** START OF RECORD EXCERPTS **

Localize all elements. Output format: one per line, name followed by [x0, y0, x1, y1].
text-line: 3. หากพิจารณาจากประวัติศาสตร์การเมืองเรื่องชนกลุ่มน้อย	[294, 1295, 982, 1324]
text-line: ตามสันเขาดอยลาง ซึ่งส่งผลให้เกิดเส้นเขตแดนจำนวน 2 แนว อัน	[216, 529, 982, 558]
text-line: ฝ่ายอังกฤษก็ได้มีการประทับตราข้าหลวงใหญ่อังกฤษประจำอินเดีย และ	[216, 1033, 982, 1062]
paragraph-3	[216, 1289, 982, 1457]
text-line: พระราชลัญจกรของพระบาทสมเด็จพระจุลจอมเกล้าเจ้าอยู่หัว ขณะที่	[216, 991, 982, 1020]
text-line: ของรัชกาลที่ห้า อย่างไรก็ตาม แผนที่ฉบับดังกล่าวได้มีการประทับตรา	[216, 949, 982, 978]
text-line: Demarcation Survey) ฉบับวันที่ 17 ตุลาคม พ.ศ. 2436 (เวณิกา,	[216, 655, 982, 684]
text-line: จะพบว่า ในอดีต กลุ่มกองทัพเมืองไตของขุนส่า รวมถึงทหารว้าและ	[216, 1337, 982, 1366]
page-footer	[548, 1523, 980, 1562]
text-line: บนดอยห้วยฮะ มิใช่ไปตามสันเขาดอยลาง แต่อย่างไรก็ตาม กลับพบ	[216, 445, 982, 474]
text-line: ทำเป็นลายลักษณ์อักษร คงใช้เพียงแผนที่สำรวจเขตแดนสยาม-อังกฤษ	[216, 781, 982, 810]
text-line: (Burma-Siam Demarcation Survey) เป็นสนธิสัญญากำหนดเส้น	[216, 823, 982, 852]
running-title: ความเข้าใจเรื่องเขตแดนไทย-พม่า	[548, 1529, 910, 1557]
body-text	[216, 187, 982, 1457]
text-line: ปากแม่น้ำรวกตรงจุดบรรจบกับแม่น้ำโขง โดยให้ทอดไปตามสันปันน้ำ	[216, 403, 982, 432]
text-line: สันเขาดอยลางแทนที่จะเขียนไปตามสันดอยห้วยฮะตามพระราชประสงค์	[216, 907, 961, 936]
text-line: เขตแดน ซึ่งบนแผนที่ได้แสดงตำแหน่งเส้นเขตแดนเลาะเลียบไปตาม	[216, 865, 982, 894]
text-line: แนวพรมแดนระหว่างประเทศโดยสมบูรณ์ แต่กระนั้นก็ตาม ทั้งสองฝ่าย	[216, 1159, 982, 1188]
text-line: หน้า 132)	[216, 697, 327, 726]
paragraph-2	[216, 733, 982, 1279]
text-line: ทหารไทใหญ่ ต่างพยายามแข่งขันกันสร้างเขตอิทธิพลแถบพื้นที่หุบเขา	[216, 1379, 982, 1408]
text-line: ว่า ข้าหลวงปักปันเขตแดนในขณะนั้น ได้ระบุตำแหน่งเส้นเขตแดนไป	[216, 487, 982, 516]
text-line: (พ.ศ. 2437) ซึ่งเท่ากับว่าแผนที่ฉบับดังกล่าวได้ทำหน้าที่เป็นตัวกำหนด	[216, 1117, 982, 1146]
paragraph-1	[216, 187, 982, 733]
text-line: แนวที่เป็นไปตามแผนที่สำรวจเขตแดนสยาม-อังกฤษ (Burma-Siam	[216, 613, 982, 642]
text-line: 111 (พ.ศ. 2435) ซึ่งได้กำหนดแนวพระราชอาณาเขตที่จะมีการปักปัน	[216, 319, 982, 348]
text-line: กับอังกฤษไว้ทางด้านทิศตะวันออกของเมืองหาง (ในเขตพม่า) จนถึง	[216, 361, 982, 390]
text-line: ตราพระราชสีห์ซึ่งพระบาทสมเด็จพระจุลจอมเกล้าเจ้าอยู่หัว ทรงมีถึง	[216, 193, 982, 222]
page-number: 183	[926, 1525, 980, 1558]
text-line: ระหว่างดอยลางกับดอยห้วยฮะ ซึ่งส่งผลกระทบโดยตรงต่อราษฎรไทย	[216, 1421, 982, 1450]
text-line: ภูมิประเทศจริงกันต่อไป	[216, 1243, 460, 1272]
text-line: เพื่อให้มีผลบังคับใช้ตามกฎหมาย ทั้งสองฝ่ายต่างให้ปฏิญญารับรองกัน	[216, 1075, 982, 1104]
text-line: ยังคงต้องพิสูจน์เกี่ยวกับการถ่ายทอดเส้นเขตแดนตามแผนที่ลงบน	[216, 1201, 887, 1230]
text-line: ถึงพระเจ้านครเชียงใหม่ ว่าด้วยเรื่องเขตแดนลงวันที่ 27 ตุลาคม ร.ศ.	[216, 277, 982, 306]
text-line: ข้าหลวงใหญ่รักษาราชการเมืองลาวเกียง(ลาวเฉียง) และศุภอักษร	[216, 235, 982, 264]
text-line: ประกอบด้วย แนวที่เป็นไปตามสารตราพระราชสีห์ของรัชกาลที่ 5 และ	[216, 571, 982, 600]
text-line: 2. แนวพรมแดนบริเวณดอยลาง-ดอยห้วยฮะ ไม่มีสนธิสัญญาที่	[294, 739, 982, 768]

** END OF RECORD EXCERPTS **

> [WHAT IS ASKED] Convert the material, from its first line through the line containing "1289, 982, 1457]", into a Markdown table with the columns Row and Line, leaving out blank lines.

> [SOLUTION TO THIS TASK]
| Row | Line |
|---|---|
| 1 | Localize all elements. Output format: one per line, name followed by [x0, y0, x1, y1]. |
| 2 | text-line: 3. หากพิจารณาจากประวัติศาสตร์การเมืองเรื่องชนกลุ่มน้อย	[294, 1295, 982, 1324] |
| 3 | text-line: ตามสันเขาดอยลาง ซึ่งส่งผลให้เกิดเส้นเขตแดนจำนวน 2 แนว อัน	[216, 529, 982, 558] |
| 4 | text-line: ฝ่ายอังกฤษก็ได้มีการประทับตราข้าหลวงใหญ่อังกฤษประจำอินเดีย และ	[216, 1033, 982, 1062] |
| 5 | paragraph-3	[216, 1289, 982, 1457] |